### Task input:
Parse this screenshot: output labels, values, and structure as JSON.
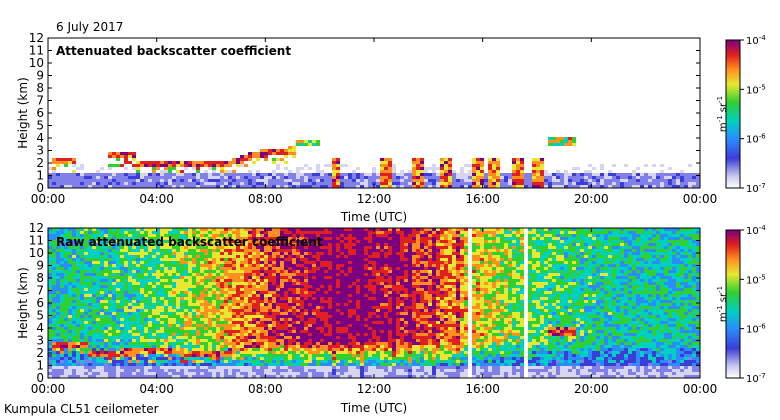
{
  "figure": {
    "date": "6 July 2017",
    "station": "Kumpula CL51 ceilometer"
  },
  "colorbar": {
    "ticks": [
      "10",
      "10",
      "10",
      "10"
    ],
    "exponents": [
      "-4",
      "-5",
      "-6",
      "-7"
    ],
    "unit_m": "m",
    "unit_m_exp": "-1",
    "unit_sr": "sr",
    "unit_sr_exp": "-1"
  },
  "chart_data": [
    {
      "type": "heatmap",
      "title": "Attenuated backscatter coefficient",
      "xlabel": "Time (UTC)",
      "ylabel": "Height (km)",
      "xticks": [
        "00:00",
        "04:00",
        "08:00",
        "12:00",
        "16:00",
        "20:00",
        "00:00"
      ],
      "yticks": [
        "0",
        "1",
        "2",
        "3",
        "4",
        "5",
        "6",
        "7",
        "8",
        "9",
        "10",
        "11",
        "12"
      ],
      "xlim_hours": [
        0,
        24
      ],
      "ylim_km": [
        0,
        12
      ],
      "color_scale": "log10",
      "clim": [
        1e-07,
        0.0001
      ],
      "features": [
        {
          "name": "boundary layer",
          "t_start": 0,
          "t_end": 24,
          "height_km": [
            0,
            1.1
          ],
          "level": "1e-7 to 1e-6"
        },
        {
          "name": "aerosol layer 1",
          "t_start": 0.1,
          "t_end": 1.0,
          "height_km": 2.2
        },
        {
          "name": "aerosol layer 2",
          "t_start": 2.2,
          "t_end": 9.1,
          "height_km": [
            1.6,
            3.0
          ]
        },
        {
          "name": "cloud",
          "t_start": 9.1,
          "t_end": 10.0,
          "height_km": 3.6
        },
        {
          "name": "cloud",
          "t_start": 18.4,
          "t_end": 19.4,
          "height_km": 3.8
        },
        {
          "name": "rain shafts",
          "t_start": 10.5,
          "t_end": 18.2,
          "height_km": [
            0,
            2.5
          ]
        }
      ]
    },
    {
      "type": "heatmap",
      "title": "Raw attenuated backscatter coefficient",
      "xlabel": "Time (UTC)",
      "ylabel": "Height (km)",
      "xticks": [
        "00:00",
        "04:00",
        "08:00",
        "12:00",
        "16:00",
        "20:00",
        "00:00"
      ],
      "yticks": [
        "0",
        "1",
        "2",
        "3",
        "4",
        "5",
        "6",
        "7",
        "8",
        "9",
        "10",
        "11",
        "12"
      ],
      "xlim_hours": [
        0,
        24
      ],
      "ylim_km": [
        0,
        12
      ],
      "color_scale": "log10",
      "clim": [
        1e-07,
        0.0001
      ],
      "features": [
        {
          "name": "noisy background",
          "t_start": 0,
          "t_end": 24,
          "height_km": [
            0,
            12
          ],
          "level": "1e-6 to 1e-4 (peak 09:00-13:00)"
        },
        {
          "name": "aerosol layer",
          "t_start": 0.1,
          "t_end": 9.1,
          "height_km": [
            1.6,
            3.0
          ]
        },
        {
          "name": "cloud",
          "t_start": 18.4,
          "t_end": 19.4,
          "height_km": 3.8
        },
        {
          "name": "vertical streaks",
          "t_start": 10.5,
          "t_end": 18.2,
          "height_km": [
            0,
            12
          ]
        }
      ]
    }
  ]
}
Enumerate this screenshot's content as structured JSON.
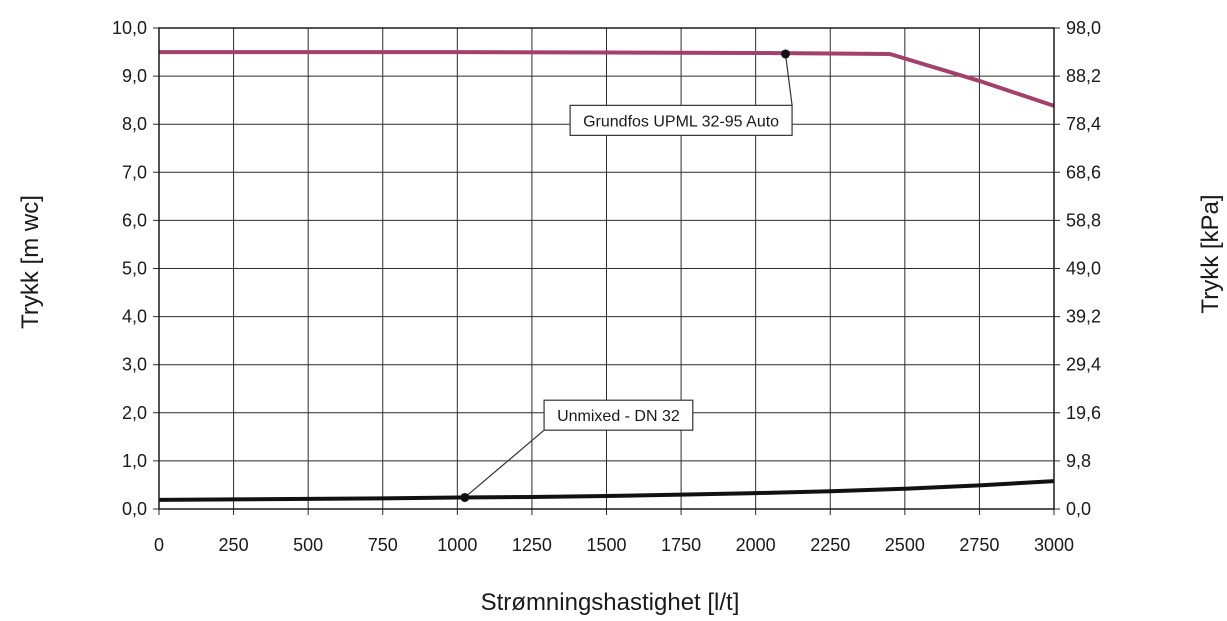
{
  "chart_data": {
    "type": "line",
    "xlabel": "Strømningshastighet [l/t]",
    "ylabel": "Trykk [m wc]",
    "y2label": "Trykk [kPa]",
    "xlim": [
      0,
      3000
    ],
    "ylim": [
      0,
      10
    ],
    "y2lim": [
      0,
      98
    ],
    "x_ticks": [
      "0",
      "250",
      "500",
      "750",
      "1000",
      "1250",
      "1500",
      "1750",
      "2000",
      "2250",
      "2500",
      "2750",
      "3000"
    ],
    "y_ticks": [
      "0,0",
      "1,0",
      "2,0",
      "3,0",
      "4,0",
      "5,0",
      "6,0",
      "7,0",
      "8,0",
      "9,0",
      "10,0"
    ],
    "y2_ticks": [
      "0,0",
      "9,8",
      "19,6",
      "29,4",
      "39,2",
      "49,0",
      "58,8",
      "68,6",
      "78,4",
      "88,2",
      "98,0"
    ],
    "grid": true,
    "series": [
      {
        "name": "Grundfos UPML 32-95 Auto",
        "color": "#a3406b",
        "x": [
          0,
          500,
          1000,
          1500,
          2000,
          2250,
          2450,
          2750,
          3000
        ],
        "y": [
          9.5,
          9.5,
          9.5,
          9.49,
          9.48,
          9.47,
          9.46,
          8.9,
          8.38
        ],
        "marker": [
          2100,
          9.46
        ],
        "label_anchor": [
          1750,
          8.08
        ]
      },
      {
        "name": "Unmixed - DN 32",
        "color": "#111111",
        "x": [
          0,
          250,
          500,
          750,
          1000,
          1250,
          1500,
          1750,
          2000,
          2250,
          2500,
          2750,
          3000
        ],
        "y": [
          0.19,
          0.2,
          0.21,
          0.22,
          0.24,
          0.25,
          0.27,
          0.3,
          0.33,
          0.37,
          0.42,
          0.49,
          0.58
        ],
        "marker": [
          1025,
          0.24
        ],
        "label_anchor": [
          1540,
          1.95
        ]
      }
    ]
  }
}
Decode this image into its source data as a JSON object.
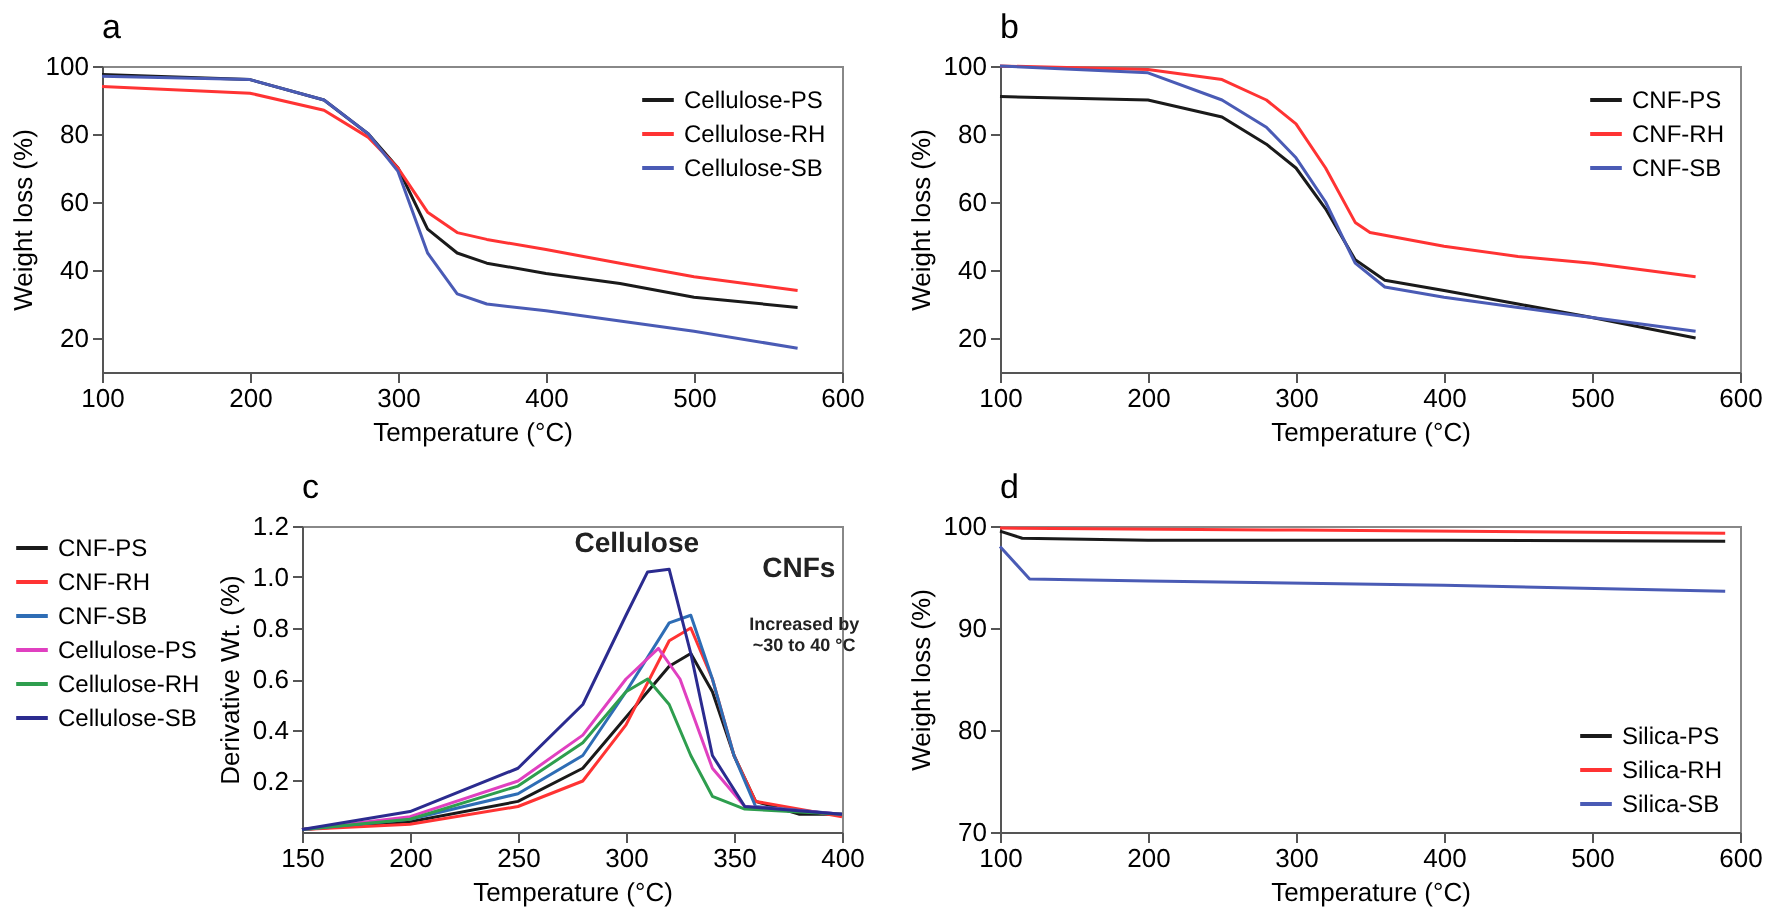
{
  "chart_data": [
    {
      "type": "line",
      "title": "a",
      "xlabel": "Temperature (°C)",
      "ylabel": "Weight loss (%)",
      "xlim": [
        100,
        600
      ],
      "ylim": [
        10,
        100
      ],
      "xticks": [
        100,
        200,
        300,
        400,
        500,
        600
      ],
      "yticks": [
        20,
        40,
        60,
        80,
        100
      ],
      "legend": "top right",
      "series": [
        {
          "name": "Cellulose-PS",
          "color": "#1a1a1a",
          "x": [
            100,
            200,
            250,
            280,
            300,
            320,
            340,
            360,
            400,
            450,
            500,
            570
          ],
          "values": [
            97.5,
            96,
            90,
            80,
            70,
            52,
            45,
            42,
            39,
            36,
            32,
            29
          ]
        },
        {
          "name": "Cellulose-RH",
          "color": "#ff3333",
          "x": [
            100,
            200,
            250,
            280,
            300,
            320,
            340,
            360,
            400,
            450,
            500,
            570
          ],
          "values": [
            94,
            92,
            87,
            79,
            70,
            57,
            51,
            49,
            46,
            42,
            38,
            34
          ]
        },
        {
          "name": "Cellulose-SB",
          "color": "#4a5bb5",
          "x": [
            100,
            200,
            250,
            280,
            300,
            320,
            340,
            360,
            400,
            450,
            500,
            570
          ],
          "values": [
            97,
            96,
            90,
            80,
            69,
            45,
            33,
            30,
            28,
            25,
            22,
            17
          ]
        }
      ]
    },
    {
      "type": "line",
      "title": "b",
      "xlabel": "Temperature (°C)",
      "ylabel": "Weight loss (%)",
      "xlim": [
        100,
        600
      ],
      "ylim": [
        10,
        100
      ],
      "xticks": [
        100,
        200,
        300,
        400,
        500,
        600
      ],
      "yticks": [
        20,
        40,
        60,
        80,
        100
      ],
      "legend": "top right",
      "series": [
        {
          "name": "CNF-PS",
          "color": "#1a1a1a",
          "x": [
            100,
            200,
            250,
            280,
            300,
            320,
            340,
            360,
            400,
            450,
            500,
            570
          ],
          "values": [
            91,
            90,
            85,
            77,
            70,
            58,
            43,
            37,
            34,
            30,
            26,
            20
          ]
        },
        {
          "name": "CNF-RH",
          "color": "#ff3333",
          "x": [
            100,
            200,
            250,
            280,
            300,
            320,
            340,
            350,
            400,
            450,
            500,
            570
          ],
          "values": [
            100,
            99,
            96,
            90,
            83,
            70,
            54,
            51,
            47,
            44,
            42,
            38
          ]
        },
        {
          "name": "CNF-SB",
          "color": "#4a5bb5",
          "x": [
            100,
            200,
            250,
            280,
            300,
            320,
            340,
            360,
            400,
            450,
            500,
            570
          ],
          "values": [
            100,
            98,
            90,
            82,
            73,
            60,
            42,
            35,
            32,
            29,
            26,
            22
          ]
        }
      ]
    },
    {
      "type": "line",
      "title": "c",
      "xlabel": "Temperature (°C)",
      "ylabel": "Derivative Wt. (%)",
      "xlim": [
        150,
        400
      ],
      "ylim": [
        0,
        1.2
      ],
      "xticks": [
        150,
        200,
        250,
        300,
        350,
        400
      ],
      "yticks": [
        0.2,
        0.4,
        0.6,
        0.8,
        {
          "value": 1,
          "label": "1.0"
        },
        1.2
      ],
      "legend": "left",
      "annotations": [
        "Cellulose",
        "CNFs",
        "Increased by",
        "~30 to 40 °C"
      ],
      "series": [
        {
          "name": "CNF-PS",
          "color": "#1a1a1a",
          "x": [
            150,
            200,
            250,
            280,
            300,
            320,
            330,
            340,
            350,
            360,
            380,
            400
          ],
          "values": [
            0.01,
            0.04,
            0.12,
            0.25,
            0.45,
            0.65,
            0.7,
            0.55,
            0.3,
            0.12,
            0.07,
            0.07
          ]
        },
        {
          "name": "CNF-RH",
          "color": "#ff3333",
          "x": [
            150,
            200,
            250,
            280,
            300,
            320,
            330,
            340,
            350,
            360,
            400
          ],
          "values": [
            0.01,
            0.03,
            0.1,
            0.2,
            0.42,
            0.75,
            0.8,
            0.6,
            0.3,
            0.12,
            0.06
          ]
        },
        {
          "name": "CNF-SB",
          "color": "#2e6db5",
          "x": [
            150,
            200,
            250,
            280,
            300,
            320,
            330,
            340,
            350,
            360,
            400
          ],
          "values": [
            0.01,
            0.05,
            0.15,
            0.3,
            0.55,
            0.82,
            0.85,
            0.6,
            0.3,
            0.1,
            0.07
          ]
        },
        {
          "name": "Cellulose-PS",
          "color": "#e040c0",
          "x": [
            150,
            200,
            250,
            280,
            300,
            315,
            325,
            340,
            355,
            400
          ],
          "values": [
            0.01,
            0.06,
            0.2,
            0.38,
            0.6,
            0.72,
            0.6,
            0.25,
            0.1,
            0.07
          ]
        },
        {
          "name": "Cellulose-RH",
          "color": "#2e9e4e",
          "x": [
            150,
            200,
            250,
            280,
            300,
            310,
            320,
            330,
            340,
            355,
            400
          ],
          "values": [
            0.01,
            0.05,
            0.18,
            0.35,
            0.55,
            0.6,
            0.5,
            0.3,
            0.14,
            0.09,
            0.07
          ]
        },
        {
          "name": "Cellulose-SB",
          "color": "#2b2b8f",
          "x": [
            150,
            200,
            250,
            280,
            300,
            310,
            320,
            330,
            340,
            355,
            400
          ],
          "values": [
            0.01,
            0.08,
            0.25,
            0.5,
            0.85,
            1.02,
            1.03,
            0.7,
            0.3,
            0.1,
            0.07
          ]
        }
      ]
    },
    {
      "type": "line",
      "title": "d",
      "xlabel": "Temperature (°C)",
      "ylabel": "Weight loss (%)",
      "xlim": [
        100,
        600
      ],
      "ylim": [
        70,
        100
      ],
      "xticks": [
        100,
        200,
        300,
        400,
        500,
        600
      ],
      "yticks": [
        70,
        80,
        90,
        100
      ],
      "legend": "bottom right",
      "series": [
        {
          "name": "Silica-PS",
          "color": "#1a1a1a",
          "x": [
            100,
            115,
            200,
            400,
            590
          ],
          "values": [
            99.5,
            98.8,
            98.6,
            98.6,
            98.5
          ]
        },
        {
          "name": "Silica-RH",
          "color": "#ff3333",
          "x": [
            100,
            300,
            590
          ],
          "values": [
            99.8,
            99.6,
            99.3
          ]
        },
        {
          "name": "Silica-SB",
          "color": "#4a5bb5",
          "x": [
            100,
            120,
            200,
            400,
            590
          ],
          "values": [
            98,
            94.8,
            94.6,
            94.2,
            93.6
          ]
        }
      ]
    }
  ]
}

### What the task requires:
Whenever "level" turns up in a line, pick that line out.

### Task output:
          "level": "1e-7 to 1e-6"
          "level": "1e-6 to 1e-4 (peak 09:00-13:00)"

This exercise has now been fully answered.